[Dataset records]
+++
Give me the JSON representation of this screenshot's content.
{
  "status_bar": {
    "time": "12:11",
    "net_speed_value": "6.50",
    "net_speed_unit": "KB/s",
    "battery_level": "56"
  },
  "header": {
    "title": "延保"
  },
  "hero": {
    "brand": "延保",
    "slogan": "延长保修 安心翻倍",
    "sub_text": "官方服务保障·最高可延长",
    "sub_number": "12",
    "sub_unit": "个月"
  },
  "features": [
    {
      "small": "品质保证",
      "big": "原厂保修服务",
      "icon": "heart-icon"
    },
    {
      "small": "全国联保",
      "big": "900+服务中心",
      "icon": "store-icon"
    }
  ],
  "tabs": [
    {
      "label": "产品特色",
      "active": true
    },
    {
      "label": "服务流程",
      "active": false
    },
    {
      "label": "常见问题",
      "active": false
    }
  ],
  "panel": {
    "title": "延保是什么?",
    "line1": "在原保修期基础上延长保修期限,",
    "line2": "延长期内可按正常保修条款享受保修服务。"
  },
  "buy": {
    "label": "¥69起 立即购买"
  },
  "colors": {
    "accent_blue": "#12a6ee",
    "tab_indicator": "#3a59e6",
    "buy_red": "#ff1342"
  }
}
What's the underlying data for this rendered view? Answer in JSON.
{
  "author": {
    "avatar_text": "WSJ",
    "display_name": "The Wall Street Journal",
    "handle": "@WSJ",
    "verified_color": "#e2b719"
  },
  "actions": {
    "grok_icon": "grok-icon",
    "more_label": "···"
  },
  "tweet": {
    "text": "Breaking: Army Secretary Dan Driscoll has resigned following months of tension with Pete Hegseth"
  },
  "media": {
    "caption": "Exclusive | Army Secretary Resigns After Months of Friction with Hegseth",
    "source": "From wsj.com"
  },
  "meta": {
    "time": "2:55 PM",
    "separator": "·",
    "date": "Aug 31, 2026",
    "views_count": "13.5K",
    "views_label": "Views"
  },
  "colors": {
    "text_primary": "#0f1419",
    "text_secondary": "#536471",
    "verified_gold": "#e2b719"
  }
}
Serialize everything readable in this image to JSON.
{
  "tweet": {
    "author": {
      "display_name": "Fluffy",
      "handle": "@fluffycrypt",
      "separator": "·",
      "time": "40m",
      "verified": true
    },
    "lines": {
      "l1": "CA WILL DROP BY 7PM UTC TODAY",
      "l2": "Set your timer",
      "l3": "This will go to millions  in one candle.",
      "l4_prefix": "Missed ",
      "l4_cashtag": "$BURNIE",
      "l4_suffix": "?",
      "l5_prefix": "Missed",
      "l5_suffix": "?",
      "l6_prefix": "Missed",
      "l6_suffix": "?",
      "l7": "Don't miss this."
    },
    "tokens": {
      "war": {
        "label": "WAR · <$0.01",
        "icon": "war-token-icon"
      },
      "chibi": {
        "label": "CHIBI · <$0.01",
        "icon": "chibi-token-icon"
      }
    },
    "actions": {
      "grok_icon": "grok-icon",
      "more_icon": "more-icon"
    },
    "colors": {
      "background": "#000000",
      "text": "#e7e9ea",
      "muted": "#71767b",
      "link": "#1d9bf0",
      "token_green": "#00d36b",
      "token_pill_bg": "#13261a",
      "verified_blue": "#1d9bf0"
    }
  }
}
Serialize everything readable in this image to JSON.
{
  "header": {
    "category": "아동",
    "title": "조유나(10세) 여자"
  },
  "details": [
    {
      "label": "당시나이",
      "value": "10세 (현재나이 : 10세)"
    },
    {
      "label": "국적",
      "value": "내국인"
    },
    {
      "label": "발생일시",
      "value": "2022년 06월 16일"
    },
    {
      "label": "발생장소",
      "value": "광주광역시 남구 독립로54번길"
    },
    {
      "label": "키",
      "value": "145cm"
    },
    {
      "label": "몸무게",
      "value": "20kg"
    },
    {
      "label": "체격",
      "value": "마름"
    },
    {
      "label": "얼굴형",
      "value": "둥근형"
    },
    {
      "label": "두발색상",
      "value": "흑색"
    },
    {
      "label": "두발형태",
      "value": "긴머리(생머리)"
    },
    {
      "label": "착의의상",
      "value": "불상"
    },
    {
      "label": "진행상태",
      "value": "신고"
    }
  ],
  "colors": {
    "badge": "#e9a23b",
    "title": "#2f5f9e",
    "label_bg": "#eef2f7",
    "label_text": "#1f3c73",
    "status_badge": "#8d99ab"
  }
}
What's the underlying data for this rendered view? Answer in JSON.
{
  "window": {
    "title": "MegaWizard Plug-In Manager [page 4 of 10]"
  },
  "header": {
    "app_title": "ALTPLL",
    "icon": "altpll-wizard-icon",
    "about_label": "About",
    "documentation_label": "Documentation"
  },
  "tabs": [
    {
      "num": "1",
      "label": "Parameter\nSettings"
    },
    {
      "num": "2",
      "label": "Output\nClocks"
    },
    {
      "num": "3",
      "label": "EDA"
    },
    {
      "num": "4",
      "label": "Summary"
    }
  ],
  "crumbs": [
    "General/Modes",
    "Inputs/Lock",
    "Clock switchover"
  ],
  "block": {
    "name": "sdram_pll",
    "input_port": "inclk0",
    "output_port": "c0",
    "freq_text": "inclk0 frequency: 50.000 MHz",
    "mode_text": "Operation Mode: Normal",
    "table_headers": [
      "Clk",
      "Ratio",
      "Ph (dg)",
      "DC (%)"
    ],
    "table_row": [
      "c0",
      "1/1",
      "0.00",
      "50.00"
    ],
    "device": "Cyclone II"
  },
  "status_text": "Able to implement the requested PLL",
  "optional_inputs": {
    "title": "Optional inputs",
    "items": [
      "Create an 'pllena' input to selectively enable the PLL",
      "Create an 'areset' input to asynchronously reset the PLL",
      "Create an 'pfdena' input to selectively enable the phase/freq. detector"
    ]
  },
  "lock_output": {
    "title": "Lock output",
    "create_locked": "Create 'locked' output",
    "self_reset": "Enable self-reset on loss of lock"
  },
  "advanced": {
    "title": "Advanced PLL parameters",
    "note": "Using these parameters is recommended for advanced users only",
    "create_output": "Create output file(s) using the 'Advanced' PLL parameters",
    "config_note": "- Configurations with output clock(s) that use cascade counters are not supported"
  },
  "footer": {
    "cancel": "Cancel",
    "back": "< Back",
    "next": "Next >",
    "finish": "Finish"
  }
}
+++
## WHAT YOU WILL DO
Every line above should be printed again exactly as it stands.

## RESULT FOR THIS EXERCISE
Give me the JSON representation of this screenshot's content.
{
  "status_bar": {
    "time": "12:11",
    "net_speed_value": "6.50",
    "net_speed_unit": "KB/s",
    "battery_level": "56"
  },
  "header": {
    "title": "延保"
  },
  "hero": {
    "brand": "延保",
    "slogan": "延长保修 安心翻倍",
    "sub_text": "官方服务保障·最高可延长",
    "sub_number": "12",
    "sub_unit": "个月"
  },
  "features": [
    {
      "small": "品质保证",
      "big": "原厂保修服务",
      "icon": "heart-icon"
    },
    {
      "small": "全国联保",
      "big": "900+服务中心",
      "icon": "store-icon"
    }
  ],
  "tabs": [
    {
      "label": "产品特色",
      "active": true
    },
    {
      "label": "服务流程",
      "active": false
    },
    {
      "label": "常见问题",
      "active": false
    }
  ],
  "panel": {
    "title": "延保是什么?",
    "line1": "在原保修期基础上延长保修期限,",
    "line2": "延长期内可按正常保修条款享受保修服务。"
  },
  "buy": {
    "label": "¥69起 立即购买"
  },
  "colors": {
    "accent_blue": "#12a6ee",
    "tab_indicator": "#3a59e6",
    "buy_red": "#ff1342"
  }
}
What's the underlying data for this rendered view? Answer in JSON.
{
  "author": {
    "avatar_text": "WSJ",
    "display_name": "The Wall Street Journal",
    "handle": "@WSJ",
    "verified_color": "#e2b719"
  },
  "actions": {
    "grok_icon": "grok-icon",
    "more_label": "···"
  },
  "tweet": {
    "text": "Breaking: Army Secretary Dan Driscoll has resigned following months of tension with Pete Hegseth"
  },
  "media": {
    "caption": "Exclusive | Army Secretary Resigns After Months of Friction with Hegseth",
    "source": "From wsj.com"
  },
  "meta": {
    "time": "2:55 PM",
    "separator": "·",
    "date": "Aug 31, 2026",
    "views_count": "13.5K",
    "views_label": "Views"
  },
  "colors": {
    "text_primary": "#0f1419",
    "text_secondary": "#536471",
    "verified_gold": "#e2b719"
  }
}
Serialize everything readable in this image to JSON.
{
  "tweet": {
    "author": {
      "display_name": "Fluffy",
      "handle": "@fluffycrypt",
      "separator": "·",
      "time": "40m",
      "verified": true
    },
    "lines": {
      "l1": "CA WILL DROP BY 7PM UTC TODAY",
      "l2": "Set your timer",
      "l3": "This will go to millions  in one candle.",
      "l4_prefix": "Missed ",
      "l4_cashtag": "$BURNIE",
      "l4_suffix": "?",
      "l5_prefix": "Missed",
      "l5_suffix": "?",
      "l6_prefix": "Missed",
      "l6_suffix": "?",
      "l7": "Don't miss this."
    },
    "tokens": {
      "war": {
        "label": "WAR · <$0.01",
        "icon": "war-token-icon"
      },
      "chibi": {
        "label": "CHIBI · <$0.01",
        "icon": "chibi-token-icon"
      }
    },
    "actions": {
      "grok_icon": "grok-icon",
      "more_icon": "more-icon"
    },
    "colors": {
      "background": "#000000",
      "text": "#e7e9ea",
      "muted": "#71767b",
      "link": "#1d9bf0",
      "token_green": "#00d36b",
      "token_pill_bg": "#13261a",
      "verified_blue": "#1d9bf0"
    }
  }
}
Serialize everything readable in this image to JSON.
{
  "header": {
    "category": "아동",
    "title": "조유나(10세) 여자"
  },
  "details": [
    {
      "label": "당시나이",
      "value": "10세 (현재나이 : 10세)"
    },
    {
      "label": "국적",
      "value": "내국인"
    },
    {
      "label": "발생일시",
      "value": "2022년 06월 16일"
    },
    {
      "label": "발생장소",
      "value": "광주광역시 남구 독립로54번길"
    },
    {
      "label": "키",
      "value": "145cm"
    },
    {
      "label": "몸무게",
      "value": "20kg"
    },
    {
      "label": "체격",
      "value": "마름"
    },
    {
      "label": "얼굴형",
      "value": "둥근형"
    },
    {
      "label": "두발색상",
      "value": "흑색"
    },
    {
      "label": "두발형태",
      "value": "긴머리(생머리)"
    },
    {
      "label": "착의의상",
      "value": "불상"
    },
    {
      "label": "진행상태",
      "value": "신고"
    }
  ],
  "colors": {
    "badge": "#e9a23b",
    "title": "#2f5f9e",
    "label_bg": "#eef2f7",
    "label_text": "#1f3c73",
    "status_badge": "#8d99ab"
  }
}
What's the underlying data for this rendered view? Answer in JSON.
{
  "window": {
    "title": "MegaWizard Plug-In Manager [page 4 of 10]"
  },
  "header": {
    "app_title": "ALTPLL",
    "icon": "altpll-wizard-icon",
    "about_label": "About",
    "documentation_label": "Documentation"
  },
  "tabs": [
    {
      "num": "1",
      "label": "Parameter\nSettings"
    },
    {
      "num": "2",
      "label": "Output\nClocks"
    },
    {
      "num": "3",
      "label": "EDA"
    },
    {
      "num": "4",
      "label": "Summary"
    }
  ],
  "crumbs": [
    "General/Modes",
    "Inputs/Lock",
    "Clock switchover"
  ],
  "block": {
    "name": "sdram_pll",
    "input_port": "inclk0",
    "output_port": "c0",
    "freq_text": "inclk0 frequency: 50.000 MHz",
    "mode_text": "Operation Mode: Normal",
    "table_headers": [
      "Clk",
      "Ratio",
      "Ph (dg)",
      "DC (%)"
    ],
    "table_row": [
      "c0",
      "1/1",
      "0.00",
      "50.00"
    ],
    "device": "Cyclone II"
  },
  "status_text": "Able to implement the requested PLL",
  "optional_inputs": {
    "title": "Optional inputs",
    "items": [
      "Create an 'pllena' input to selectively enable the PLL",
      "Create an 'areset' input to asynchronously reset the PLL",
      "Create an 'pfdena' input to selectively enable the phase/freq. detector"
    ]
  },
  "lock_output": {
    "title": "Lock output",
    "create_locked": "Create 'locked' output",
    "self_reset": "Enable self-reset on loss of lock"
  },
  "advanced": {
    "title": "Advanced PLL parameters",
    "note": "Using these parameters is recommended for advanced users only",
    "create_output": "Create output file(s) using the 'Advanced' PLL parameters",
    "config_note": "- Configurations with output clock(s) that use cascade counters are not supported"
  },
  "footer": {
    "cancel": "Cancel",
    "back": "< Back",
    "next": "Next >",
    "finish": "Finish"
  }
}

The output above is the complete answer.